▶ Work instructions
Check each line of the listing, and copy it if it contains the word "icon".

_____

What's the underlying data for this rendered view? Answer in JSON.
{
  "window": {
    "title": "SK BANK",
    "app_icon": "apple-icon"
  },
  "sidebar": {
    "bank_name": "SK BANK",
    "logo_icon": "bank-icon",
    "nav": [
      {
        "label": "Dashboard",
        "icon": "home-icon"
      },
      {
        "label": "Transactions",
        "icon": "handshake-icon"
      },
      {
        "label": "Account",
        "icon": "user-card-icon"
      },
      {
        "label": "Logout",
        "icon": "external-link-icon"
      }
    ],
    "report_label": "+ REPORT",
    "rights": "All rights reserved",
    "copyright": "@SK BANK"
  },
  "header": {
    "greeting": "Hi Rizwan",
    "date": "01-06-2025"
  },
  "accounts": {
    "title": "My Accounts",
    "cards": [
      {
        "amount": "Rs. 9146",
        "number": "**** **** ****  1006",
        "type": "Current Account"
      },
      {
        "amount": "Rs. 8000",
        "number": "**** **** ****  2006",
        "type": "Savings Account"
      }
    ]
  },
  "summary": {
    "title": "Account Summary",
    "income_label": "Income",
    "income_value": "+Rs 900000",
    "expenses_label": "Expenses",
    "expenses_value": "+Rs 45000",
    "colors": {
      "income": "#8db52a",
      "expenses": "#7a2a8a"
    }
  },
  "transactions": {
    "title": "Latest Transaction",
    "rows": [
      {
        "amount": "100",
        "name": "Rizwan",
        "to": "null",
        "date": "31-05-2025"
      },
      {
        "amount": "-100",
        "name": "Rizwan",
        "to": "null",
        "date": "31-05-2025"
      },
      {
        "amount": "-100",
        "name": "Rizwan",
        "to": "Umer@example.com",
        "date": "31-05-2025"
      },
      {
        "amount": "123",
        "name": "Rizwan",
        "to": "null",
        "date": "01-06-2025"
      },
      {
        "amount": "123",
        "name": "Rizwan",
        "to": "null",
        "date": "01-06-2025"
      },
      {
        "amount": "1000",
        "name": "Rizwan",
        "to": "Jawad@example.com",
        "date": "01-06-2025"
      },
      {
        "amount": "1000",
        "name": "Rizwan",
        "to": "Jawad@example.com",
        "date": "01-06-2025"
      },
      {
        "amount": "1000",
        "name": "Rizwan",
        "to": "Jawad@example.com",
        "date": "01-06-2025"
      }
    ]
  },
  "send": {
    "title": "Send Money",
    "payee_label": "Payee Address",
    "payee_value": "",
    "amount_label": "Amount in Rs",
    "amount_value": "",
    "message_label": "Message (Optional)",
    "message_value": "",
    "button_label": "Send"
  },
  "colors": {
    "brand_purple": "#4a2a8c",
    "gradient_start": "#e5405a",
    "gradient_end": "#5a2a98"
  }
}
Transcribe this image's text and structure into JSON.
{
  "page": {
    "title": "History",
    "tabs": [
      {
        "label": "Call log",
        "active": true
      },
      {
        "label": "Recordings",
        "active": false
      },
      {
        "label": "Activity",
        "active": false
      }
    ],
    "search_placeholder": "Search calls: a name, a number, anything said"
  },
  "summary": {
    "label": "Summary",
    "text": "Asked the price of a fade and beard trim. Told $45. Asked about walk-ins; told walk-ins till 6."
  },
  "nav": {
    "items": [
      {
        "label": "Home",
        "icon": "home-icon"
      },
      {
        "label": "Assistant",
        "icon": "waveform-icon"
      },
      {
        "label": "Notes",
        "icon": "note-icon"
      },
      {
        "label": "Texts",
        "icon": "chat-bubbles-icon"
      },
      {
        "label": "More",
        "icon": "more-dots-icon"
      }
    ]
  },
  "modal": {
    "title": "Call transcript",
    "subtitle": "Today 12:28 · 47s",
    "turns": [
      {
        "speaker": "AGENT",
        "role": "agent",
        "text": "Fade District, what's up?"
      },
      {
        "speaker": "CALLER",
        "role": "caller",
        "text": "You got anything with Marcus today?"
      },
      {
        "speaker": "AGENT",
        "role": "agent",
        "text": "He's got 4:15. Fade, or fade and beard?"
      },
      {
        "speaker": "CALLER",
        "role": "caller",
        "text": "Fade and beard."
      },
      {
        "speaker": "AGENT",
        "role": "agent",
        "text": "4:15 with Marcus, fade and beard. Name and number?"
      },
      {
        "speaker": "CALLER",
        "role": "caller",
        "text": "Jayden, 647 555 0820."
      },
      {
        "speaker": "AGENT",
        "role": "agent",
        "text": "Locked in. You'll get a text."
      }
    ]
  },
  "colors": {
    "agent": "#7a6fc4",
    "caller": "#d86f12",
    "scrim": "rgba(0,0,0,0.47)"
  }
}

_____

▶ Output
    "app_icon": "apple-icon"
    "logo_icon": "bank-icon",
        "icon": "home-icon"
        "icon": "handshake-icon"
        "icon": "user-card-icon"
        "icon": "external-link-icon"
        "icon": "home-icon"
        "icon": "waveform-icon"
        "icon": "note-icon"
        "icon": "chat-bubbles-icon"
        "icon": "more-dots-icon"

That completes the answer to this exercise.